● Input:
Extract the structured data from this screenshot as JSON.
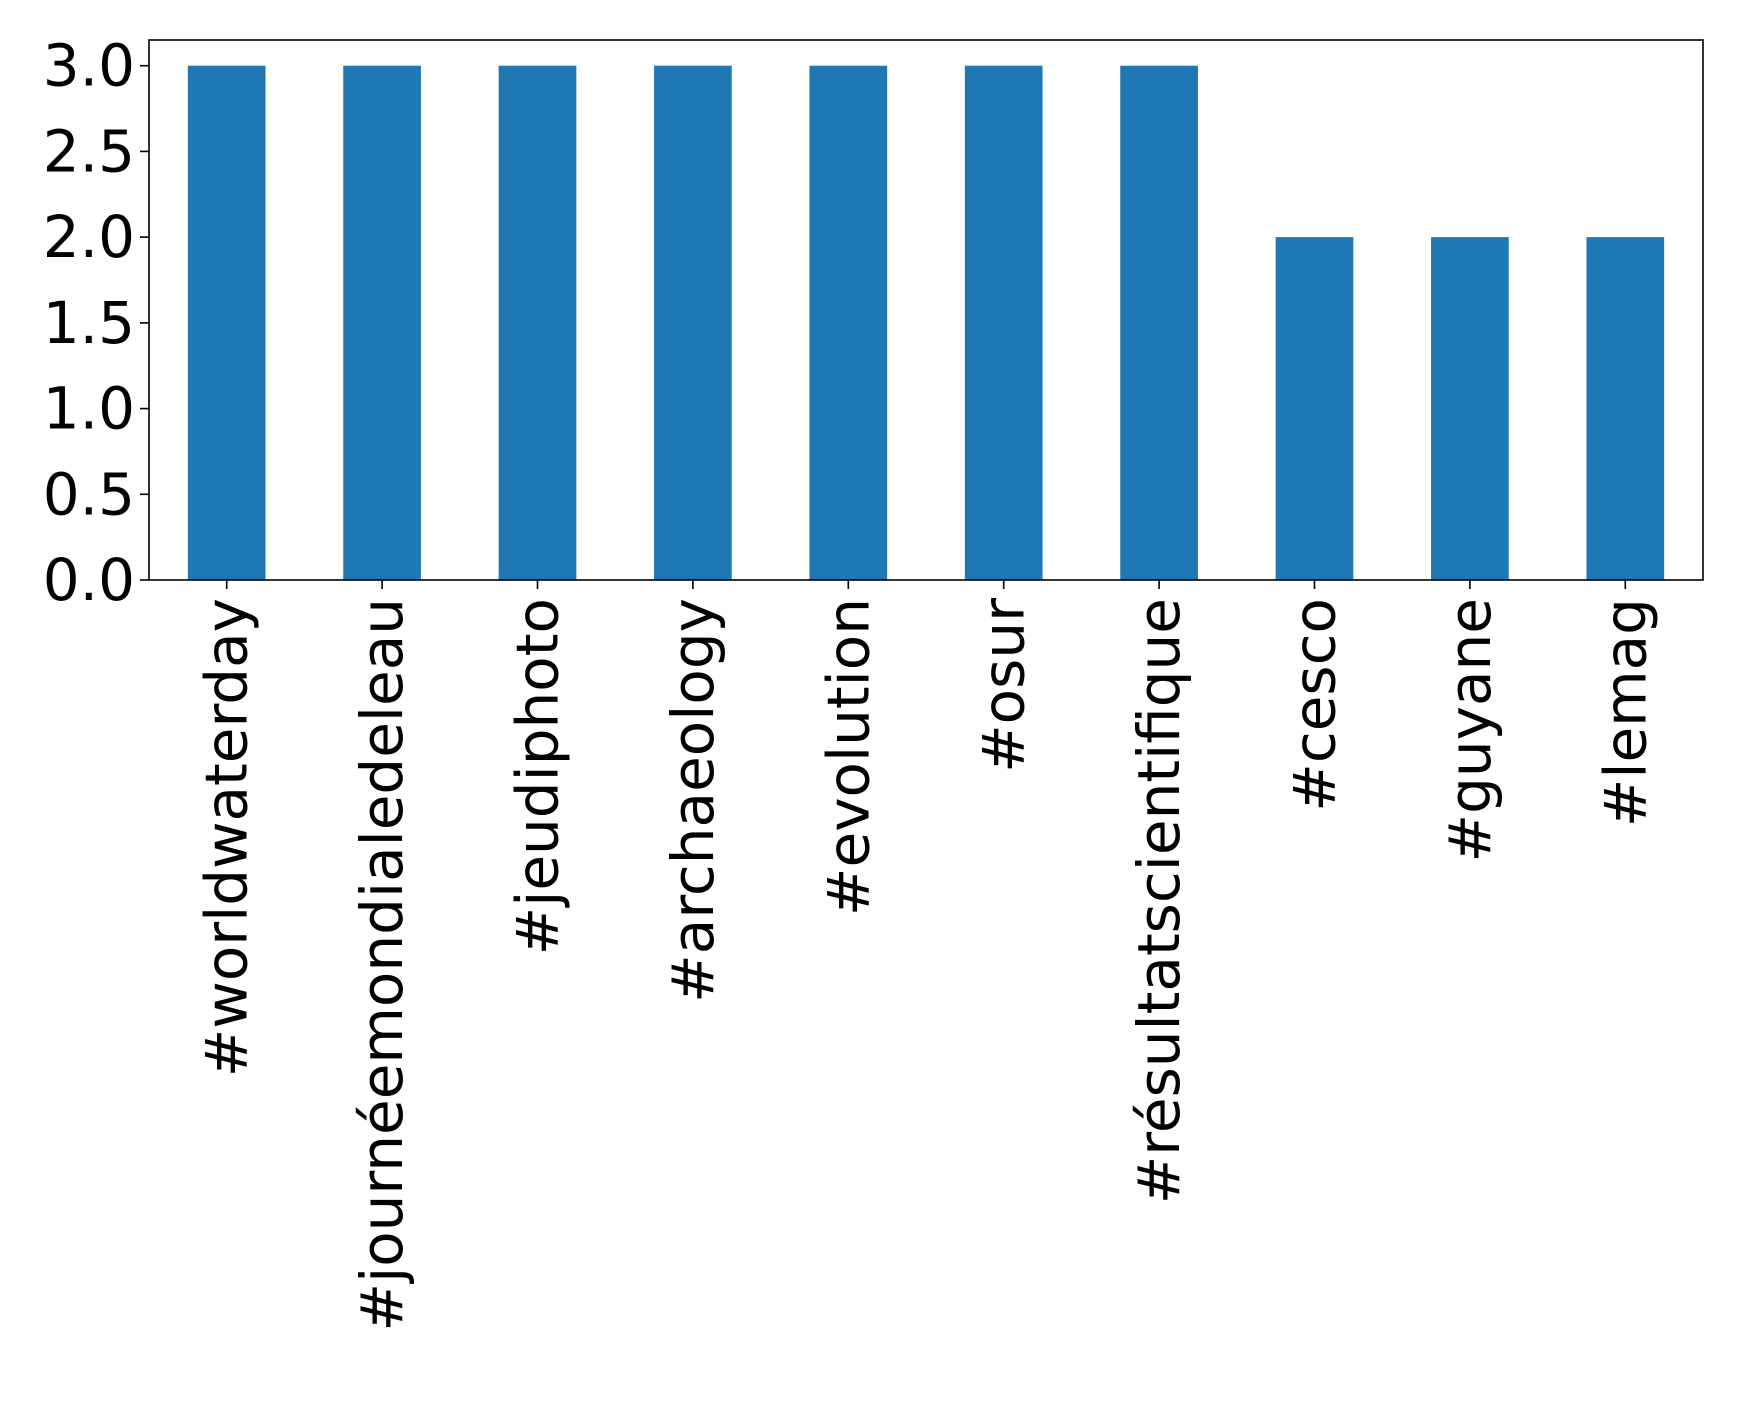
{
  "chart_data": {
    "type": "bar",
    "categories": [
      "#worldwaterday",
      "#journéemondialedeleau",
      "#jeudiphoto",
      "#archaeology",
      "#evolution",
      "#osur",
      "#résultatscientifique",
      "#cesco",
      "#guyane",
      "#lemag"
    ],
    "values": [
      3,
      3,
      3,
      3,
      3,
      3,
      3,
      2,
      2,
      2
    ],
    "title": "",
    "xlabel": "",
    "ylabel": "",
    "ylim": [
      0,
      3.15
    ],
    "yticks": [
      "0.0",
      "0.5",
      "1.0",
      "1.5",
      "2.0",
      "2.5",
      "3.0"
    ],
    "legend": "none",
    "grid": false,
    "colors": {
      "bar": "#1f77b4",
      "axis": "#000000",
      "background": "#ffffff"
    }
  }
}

● Stated exercise: All of the lines above should be retyped precisely, apart from the pictures.

● Solved exercise:
Extract the structured data from this screenshot as JSON.
{
  "chart_data": {
    "type": "bar",
    "categories": [
      "#worldwaterday",
      "#journéemondialedeleau",
      "#jeudiphoto",
      "#archaeology",
      "#evolution",
      "#osur",
      "#résultatscientifique",
      "#cesco",
      "#guyane",
      "#lemag"
    ],
    "values": [
      3,
      3,
      3,
      3,
      3,
      3,
      3,
      2,
      2,
      2
    ],
    "title": "",
    "xlabel": "",
    "ylabel": "",
    "ylim": [
      0,
      3.15
    ],
    "yticks": [
      "0.0",
      "0.5",
      "1.0",
      "1.5",
      "2.0",
      "2.5",
      "3.0"
    ],
    "legend": "none",
    "grid": false,
    "colors": {
      "bar": "#1f77b4",
      "axis": "#000000",
      "background": "#ffffff"
    }
  }
}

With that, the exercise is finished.